**Input for this task**
======

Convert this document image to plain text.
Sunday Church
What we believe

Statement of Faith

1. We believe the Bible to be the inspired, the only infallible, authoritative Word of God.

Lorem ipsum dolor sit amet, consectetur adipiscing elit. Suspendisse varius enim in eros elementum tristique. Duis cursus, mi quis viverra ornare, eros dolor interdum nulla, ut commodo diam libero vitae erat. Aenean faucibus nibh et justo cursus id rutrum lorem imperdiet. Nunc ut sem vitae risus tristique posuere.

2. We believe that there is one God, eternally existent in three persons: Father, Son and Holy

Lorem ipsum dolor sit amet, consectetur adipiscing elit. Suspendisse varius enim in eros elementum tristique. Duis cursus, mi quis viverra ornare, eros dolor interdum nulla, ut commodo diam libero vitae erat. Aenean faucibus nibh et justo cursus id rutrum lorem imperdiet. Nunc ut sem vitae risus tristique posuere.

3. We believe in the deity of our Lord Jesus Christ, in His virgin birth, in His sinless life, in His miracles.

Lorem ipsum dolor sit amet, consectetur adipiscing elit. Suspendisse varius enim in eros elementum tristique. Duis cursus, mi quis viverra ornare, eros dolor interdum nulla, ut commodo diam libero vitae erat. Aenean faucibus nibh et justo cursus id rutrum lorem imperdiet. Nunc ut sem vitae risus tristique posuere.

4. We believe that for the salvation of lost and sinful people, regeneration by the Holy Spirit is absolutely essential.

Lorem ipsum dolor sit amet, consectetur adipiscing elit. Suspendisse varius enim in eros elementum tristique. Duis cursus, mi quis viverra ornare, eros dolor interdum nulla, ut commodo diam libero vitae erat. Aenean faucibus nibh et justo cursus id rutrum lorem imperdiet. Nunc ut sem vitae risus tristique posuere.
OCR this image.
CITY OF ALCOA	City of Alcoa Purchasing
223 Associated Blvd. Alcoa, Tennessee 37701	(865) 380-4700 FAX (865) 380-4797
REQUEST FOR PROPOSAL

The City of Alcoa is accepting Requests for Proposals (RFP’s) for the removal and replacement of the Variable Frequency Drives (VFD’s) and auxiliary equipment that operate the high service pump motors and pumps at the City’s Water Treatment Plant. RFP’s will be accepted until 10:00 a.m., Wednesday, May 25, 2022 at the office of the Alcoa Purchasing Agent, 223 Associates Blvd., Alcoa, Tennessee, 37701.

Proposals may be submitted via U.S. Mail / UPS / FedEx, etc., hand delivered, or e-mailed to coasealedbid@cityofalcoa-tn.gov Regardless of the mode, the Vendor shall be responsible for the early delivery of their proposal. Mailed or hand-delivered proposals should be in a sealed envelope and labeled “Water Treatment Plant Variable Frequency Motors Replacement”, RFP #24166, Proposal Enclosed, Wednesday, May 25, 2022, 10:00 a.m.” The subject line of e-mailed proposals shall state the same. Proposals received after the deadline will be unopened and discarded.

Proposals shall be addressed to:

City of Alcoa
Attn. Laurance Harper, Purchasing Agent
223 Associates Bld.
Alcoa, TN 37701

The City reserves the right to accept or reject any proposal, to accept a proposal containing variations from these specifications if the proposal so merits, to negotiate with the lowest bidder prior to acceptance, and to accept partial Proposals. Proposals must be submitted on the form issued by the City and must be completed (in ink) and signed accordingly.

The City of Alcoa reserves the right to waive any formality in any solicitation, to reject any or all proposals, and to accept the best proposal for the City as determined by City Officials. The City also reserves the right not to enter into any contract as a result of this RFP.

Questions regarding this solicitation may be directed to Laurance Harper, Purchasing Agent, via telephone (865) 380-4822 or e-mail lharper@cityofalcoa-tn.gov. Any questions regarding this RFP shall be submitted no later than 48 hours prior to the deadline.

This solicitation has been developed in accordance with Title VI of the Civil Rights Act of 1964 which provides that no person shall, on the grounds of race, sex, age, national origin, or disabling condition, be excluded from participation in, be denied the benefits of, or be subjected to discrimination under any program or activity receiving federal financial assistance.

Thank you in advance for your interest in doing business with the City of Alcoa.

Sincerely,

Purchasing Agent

======

**Request**
Which lines include "Laurance"? Copy each of them out.

**Final result**
Attn. Laurance Harper, Purchasing Agent
Questions regarding this solicitation may be directed to Laurance Harper, Purchasing Agent, via telephone (865) 380-4822 or e-mail lharper@cityofalcoa-tn.gov. Any questions regarding this RFP shall be submitted no later than 48 hours prior to the deadline.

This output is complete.